§ Exercise input:
++++++

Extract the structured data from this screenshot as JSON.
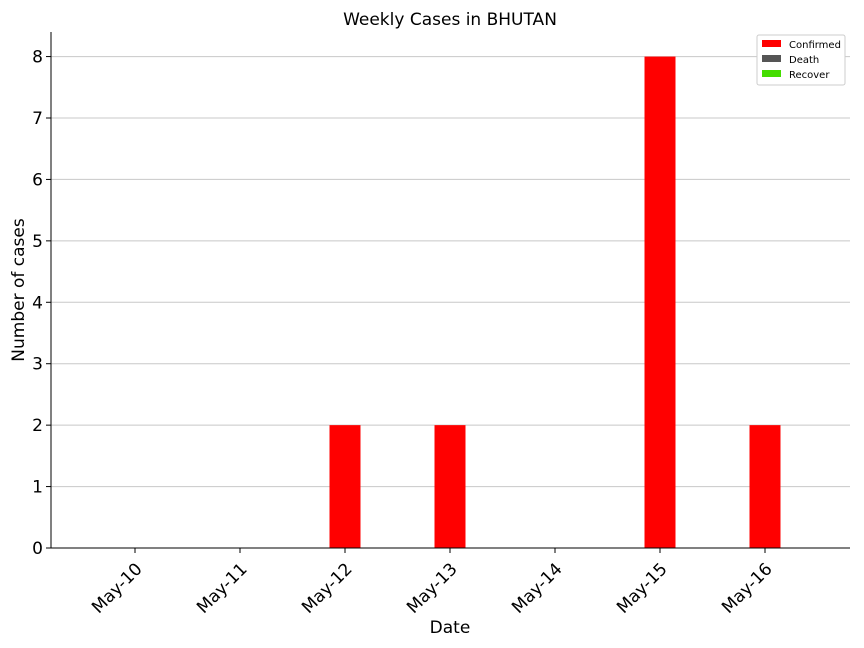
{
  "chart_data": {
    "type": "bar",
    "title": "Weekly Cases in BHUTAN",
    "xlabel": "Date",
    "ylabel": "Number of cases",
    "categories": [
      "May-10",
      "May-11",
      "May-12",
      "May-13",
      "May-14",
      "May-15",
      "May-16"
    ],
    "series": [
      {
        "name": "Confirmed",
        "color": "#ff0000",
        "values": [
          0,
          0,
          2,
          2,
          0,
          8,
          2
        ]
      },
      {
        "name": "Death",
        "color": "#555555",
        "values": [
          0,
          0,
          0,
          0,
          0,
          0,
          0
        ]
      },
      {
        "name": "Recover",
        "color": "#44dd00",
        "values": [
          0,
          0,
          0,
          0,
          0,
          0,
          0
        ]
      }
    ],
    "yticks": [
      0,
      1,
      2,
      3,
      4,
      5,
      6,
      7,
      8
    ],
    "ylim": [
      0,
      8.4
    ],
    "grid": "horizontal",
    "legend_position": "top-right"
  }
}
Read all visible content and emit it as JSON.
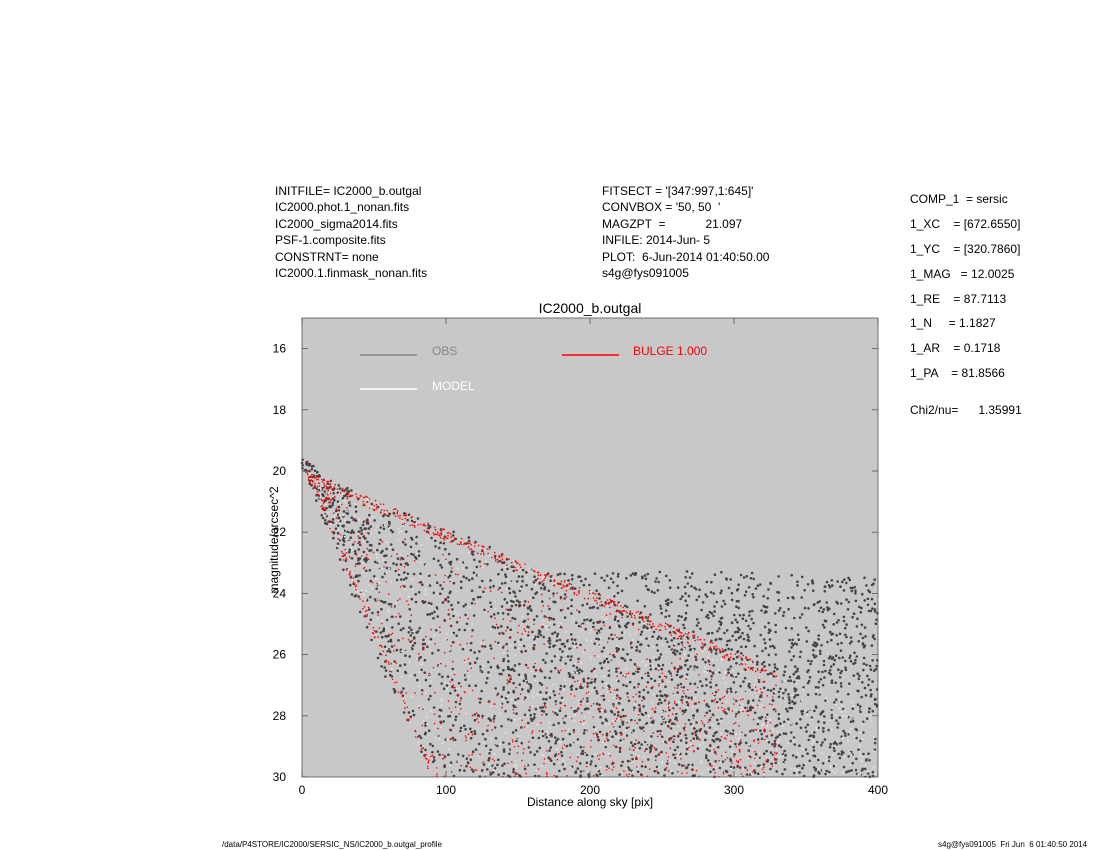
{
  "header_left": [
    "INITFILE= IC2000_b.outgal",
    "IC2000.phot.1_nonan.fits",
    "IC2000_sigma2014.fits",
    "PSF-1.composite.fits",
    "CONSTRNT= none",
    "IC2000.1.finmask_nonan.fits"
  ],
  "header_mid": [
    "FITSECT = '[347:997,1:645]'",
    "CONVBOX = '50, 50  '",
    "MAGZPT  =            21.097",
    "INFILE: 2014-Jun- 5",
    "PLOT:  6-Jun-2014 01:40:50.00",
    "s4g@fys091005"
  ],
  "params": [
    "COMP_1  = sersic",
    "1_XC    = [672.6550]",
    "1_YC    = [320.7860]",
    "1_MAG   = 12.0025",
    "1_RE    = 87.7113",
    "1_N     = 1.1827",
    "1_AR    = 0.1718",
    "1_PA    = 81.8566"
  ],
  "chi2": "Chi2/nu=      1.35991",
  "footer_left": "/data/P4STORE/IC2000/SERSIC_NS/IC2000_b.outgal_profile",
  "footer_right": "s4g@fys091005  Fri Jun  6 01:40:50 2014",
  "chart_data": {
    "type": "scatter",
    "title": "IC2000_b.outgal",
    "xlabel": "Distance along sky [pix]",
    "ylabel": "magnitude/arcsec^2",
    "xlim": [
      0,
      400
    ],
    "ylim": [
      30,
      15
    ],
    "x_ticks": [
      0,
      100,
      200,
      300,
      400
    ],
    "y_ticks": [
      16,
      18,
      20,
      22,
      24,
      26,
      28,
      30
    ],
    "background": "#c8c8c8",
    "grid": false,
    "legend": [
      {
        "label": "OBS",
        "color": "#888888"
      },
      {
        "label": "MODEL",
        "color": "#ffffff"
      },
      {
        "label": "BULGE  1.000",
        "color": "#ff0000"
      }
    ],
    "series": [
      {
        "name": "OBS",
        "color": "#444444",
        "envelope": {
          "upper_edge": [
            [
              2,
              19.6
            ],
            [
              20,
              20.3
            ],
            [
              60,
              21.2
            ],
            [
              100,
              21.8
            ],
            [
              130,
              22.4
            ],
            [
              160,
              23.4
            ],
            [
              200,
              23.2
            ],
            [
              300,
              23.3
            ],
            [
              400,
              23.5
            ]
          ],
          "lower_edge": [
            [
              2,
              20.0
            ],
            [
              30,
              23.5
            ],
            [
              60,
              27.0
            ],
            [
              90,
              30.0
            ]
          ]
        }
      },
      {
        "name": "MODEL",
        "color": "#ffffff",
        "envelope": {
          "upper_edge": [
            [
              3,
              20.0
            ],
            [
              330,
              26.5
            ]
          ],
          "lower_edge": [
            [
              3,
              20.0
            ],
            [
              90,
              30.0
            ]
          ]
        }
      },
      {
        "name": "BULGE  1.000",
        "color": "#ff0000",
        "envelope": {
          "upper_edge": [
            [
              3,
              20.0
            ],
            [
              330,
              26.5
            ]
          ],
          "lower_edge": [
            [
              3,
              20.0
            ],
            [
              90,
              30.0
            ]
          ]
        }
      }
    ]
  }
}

++++++

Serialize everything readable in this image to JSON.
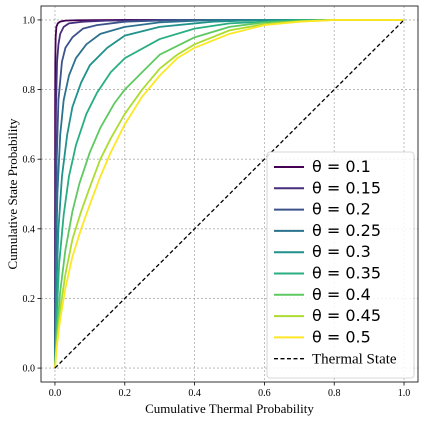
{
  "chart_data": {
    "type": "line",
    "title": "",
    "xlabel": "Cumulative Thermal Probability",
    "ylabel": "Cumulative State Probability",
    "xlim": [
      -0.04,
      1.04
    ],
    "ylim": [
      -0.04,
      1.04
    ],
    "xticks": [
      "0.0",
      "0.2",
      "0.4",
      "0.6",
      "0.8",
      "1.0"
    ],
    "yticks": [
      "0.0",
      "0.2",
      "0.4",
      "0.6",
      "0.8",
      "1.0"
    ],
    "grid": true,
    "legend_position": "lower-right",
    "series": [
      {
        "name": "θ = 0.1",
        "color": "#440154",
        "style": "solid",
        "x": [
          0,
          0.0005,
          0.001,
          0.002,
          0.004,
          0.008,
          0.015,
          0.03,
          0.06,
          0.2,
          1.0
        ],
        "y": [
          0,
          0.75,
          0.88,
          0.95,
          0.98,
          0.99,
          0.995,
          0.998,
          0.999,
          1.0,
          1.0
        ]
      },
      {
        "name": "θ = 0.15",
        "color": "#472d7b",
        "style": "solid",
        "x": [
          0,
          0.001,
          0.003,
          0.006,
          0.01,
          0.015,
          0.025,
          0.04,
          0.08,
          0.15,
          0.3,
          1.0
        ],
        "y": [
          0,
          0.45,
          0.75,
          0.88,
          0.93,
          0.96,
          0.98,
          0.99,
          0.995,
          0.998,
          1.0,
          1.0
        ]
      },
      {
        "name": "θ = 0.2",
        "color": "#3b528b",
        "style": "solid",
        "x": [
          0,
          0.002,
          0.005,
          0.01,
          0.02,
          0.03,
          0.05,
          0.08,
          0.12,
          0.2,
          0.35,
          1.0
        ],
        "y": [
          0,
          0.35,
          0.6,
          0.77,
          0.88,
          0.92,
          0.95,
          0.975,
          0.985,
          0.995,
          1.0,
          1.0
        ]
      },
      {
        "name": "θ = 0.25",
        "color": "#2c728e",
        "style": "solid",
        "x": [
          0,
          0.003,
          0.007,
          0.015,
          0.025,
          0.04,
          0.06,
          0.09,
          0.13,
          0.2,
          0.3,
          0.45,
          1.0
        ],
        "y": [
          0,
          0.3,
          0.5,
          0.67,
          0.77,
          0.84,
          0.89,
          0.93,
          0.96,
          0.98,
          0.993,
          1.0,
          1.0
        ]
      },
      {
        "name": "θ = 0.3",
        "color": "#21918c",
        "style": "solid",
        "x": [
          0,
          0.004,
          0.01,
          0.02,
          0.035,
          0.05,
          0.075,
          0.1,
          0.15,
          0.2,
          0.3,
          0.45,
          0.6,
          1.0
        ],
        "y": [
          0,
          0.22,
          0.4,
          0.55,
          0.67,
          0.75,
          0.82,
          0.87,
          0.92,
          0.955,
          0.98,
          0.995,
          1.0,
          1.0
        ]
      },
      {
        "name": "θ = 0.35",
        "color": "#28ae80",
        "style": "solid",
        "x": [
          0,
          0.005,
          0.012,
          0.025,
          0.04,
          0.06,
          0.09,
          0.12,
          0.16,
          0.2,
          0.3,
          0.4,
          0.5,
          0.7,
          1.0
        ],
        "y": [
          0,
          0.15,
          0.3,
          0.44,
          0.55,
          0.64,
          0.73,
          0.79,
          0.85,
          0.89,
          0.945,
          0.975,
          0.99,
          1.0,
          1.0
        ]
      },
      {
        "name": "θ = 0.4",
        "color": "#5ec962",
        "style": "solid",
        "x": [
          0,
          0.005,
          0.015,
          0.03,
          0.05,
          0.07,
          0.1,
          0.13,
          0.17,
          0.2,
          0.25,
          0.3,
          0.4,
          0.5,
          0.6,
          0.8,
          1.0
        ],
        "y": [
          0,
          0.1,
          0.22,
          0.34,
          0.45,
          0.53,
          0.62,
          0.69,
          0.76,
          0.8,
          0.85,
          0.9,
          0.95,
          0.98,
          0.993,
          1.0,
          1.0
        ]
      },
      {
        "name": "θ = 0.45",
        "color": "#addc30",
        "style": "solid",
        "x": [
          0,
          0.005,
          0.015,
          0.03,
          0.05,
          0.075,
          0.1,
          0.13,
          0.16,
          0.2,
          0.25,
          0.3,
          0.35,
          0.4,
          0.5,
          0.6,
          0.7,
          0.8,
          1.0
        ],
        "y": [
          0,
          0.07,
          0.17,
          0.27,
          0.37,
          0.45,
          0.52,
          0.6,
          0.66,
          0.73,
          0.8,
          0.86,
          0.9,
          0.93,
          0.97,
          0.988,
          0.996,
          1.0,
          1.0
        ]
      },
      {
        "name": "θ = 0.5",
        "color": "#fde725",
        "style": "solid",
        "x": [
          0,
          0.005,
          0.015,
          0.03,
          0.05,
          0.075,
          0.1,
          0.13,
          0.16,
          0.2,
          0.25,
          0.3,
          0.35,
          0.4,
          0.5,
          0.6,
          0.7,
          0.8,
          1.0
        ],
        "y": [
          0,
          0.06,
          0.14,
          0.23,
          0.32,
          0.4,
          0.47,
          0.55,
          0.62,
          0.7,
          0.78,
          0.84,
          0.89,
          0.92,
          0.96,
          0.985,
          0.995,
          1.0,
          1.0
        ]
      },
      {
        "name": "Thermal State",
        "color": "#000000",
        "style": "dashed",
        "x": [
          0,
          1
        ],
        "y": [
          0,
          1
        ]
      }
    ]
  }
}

++++++

§ What the task requires: State, as a bare number, how many lines of the listing hold the word "JSON".

§ Solution: 3